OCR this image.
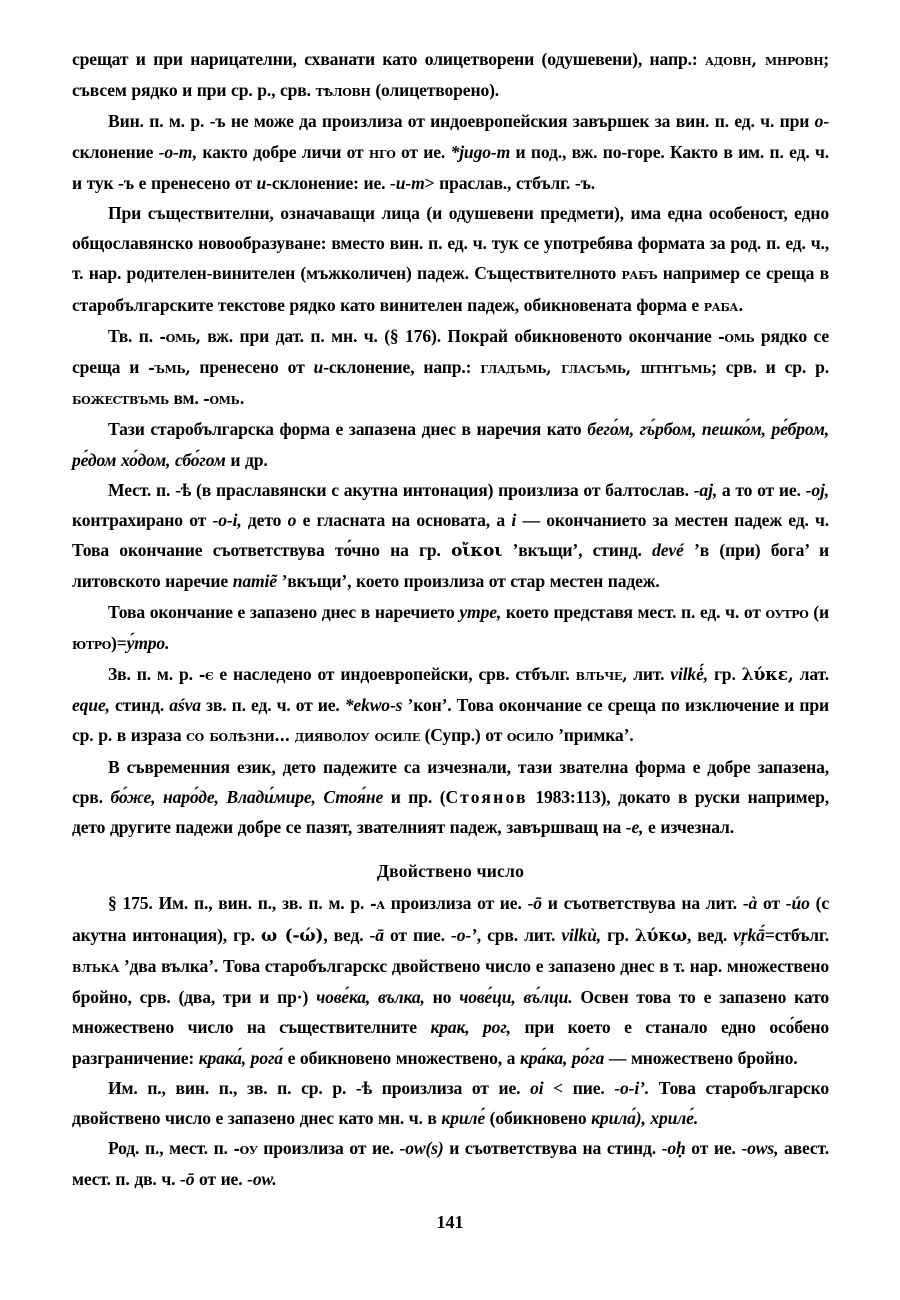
срещат и при нарицателни, схванати като олицетворени (одушевени), напр.: адовн, мнровн; съвсем рядко и при ср. р., срв. тѣловн (олицетворено).

Вин. п. м. р. -ъ не може да произлиза от индоевропейския завършек за вин. п. ед. ч. при о-склонение -о-т, както добре личи от нго от ие. *jugo-m и под., вж. по-горе. Както в им. п. ед. ч. и тук -ъ е пренесено от и-склонение: ие. -и-т> праслав., стбълг. -ъ.

При съществителни, означаващи лица (и одушевени предмети), има една особеност, едно общославянско новообразуване: вместо вин. п. ед. ч. тук се употребява формата за род. п. ед. ч., т. нар. родителен-винителен (мъжколичен) падеж. Съществителното рабъ например се среща в старобългарските текстове рядко като винителен падеж, обикновената форма е раба.

Тв. п. -омь, вж. при дат. п. мн. ч. (§ 176). Покрай обикновеното окончание -омь рядко се среща и -ъмь, пренесено от и-склонение, напр.: гладъмь, гласъмь, штнтъмь; срв. и ср. р. божествъмь вм. -омь.

Тази старобългарска форма е запазена днес в наречия като бего́м, гъ́рбом, пешко́м, ре́бром, ре́дом хо́дом, сбо́гом и др.

Мест. п. -ѣ (в праславянски с акутна интонация) произлиза от балтослав. -aj, а то от ие. -oj, контрахирано от -о-i, дето о е гласната на основата, а i — окончанието за местен падеж ед. ч. Това окончание съответствува то́чно на гр. οἴκοι ’вкъщи’, стинд. devé ’в (при) бога’ и литовското наречие namiẽ ’вкъщи’, което произлиза от стар местен падеж.

Това окончание е запазено днес в наречието утре, което представя мест. п. ед. ч. от оутро (и ютро)=у́тро.

Зв. п. м. р. -є е наследено от индоевропейски, срв. стбълг. влъче, лит. vilkė́, гр. λύκε, лат. eque, стинд. aśva зв. п. ед. ч. от ие. *ekwo-s ’кон’. Това окончание се среща по изключение и при ср. р. в израза со болѣзни... дияволоу осиле (Супр.) от осило ’примка’.

В съвременния език, дето падежите са изчезнали, тази звателна форма е добре запазена, срв. бо́же, наро́де, Влади́мире, Стоя́не и пр. (Стоянов 1983:113), докато в руски например, дето другите падежи добре се пазят, звателният падеж, завършващ на -е, е изчезнал.

Двойствено число

§ 175. Им. п., вин. п., зв. п. м. р. -а произлиза от ие. -ō и съответствува на лит. -à от -úo (с акутна интонация), гр. ω (-ώ), вед. -ā от пие. -о-’, срв. лит. vilkù, гр. λύκω, вед. vŗkā́=стбълг. влъка ’два вълка’. Това старобългарскс двойствено число е запазено днес в т. нар. множествено бройно, срв. (два, три и пр·) чове́ка, вълка, но чове́ци, въ́лци. Освен това то е запазено като множествено число на съществителните крак, рог, при което е станало едно осо́бено разграничение: крака́, рога́ е обикновено множествено, а кра́ка, ро́га — множествено бройно.

Им. п., вин. п., зв. п. ср. р. -ѣ произлиза от ие. oi < пие. -о-i’. Това старобългарско двойствено число е запазено днес като мн. ч. в криле́ (обикновено крила́), хриле́.

Род. п., мест. п. -оу произлиза от ие. -ow(s) и съответствува на стинд. -oḥ от ие. -ows, авест. мест. п. дв. ч. -ō от ие. -ow.

141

#### TO BE DONE
Pick out every line above that contains the word "запазена" and copy it.

#### CORRECT RESULT
Тази старобългарска форма е запазена днес в наречия като бего́м, гъ́рбом, пешко́м, ре́бром, ре́дом хо́дом, сбо́гом и др.
В съвременния език, дето падежите са изчезнали, тази звателна форма е добре запазена, срв. бо́же, наро́де, Влади́мире, Стоя́не и пр. (Стоянов 1983:113), докато в руски например, дето другите падежи добре се пазят, звателният падеж, завършващ на -е, е изчезнал.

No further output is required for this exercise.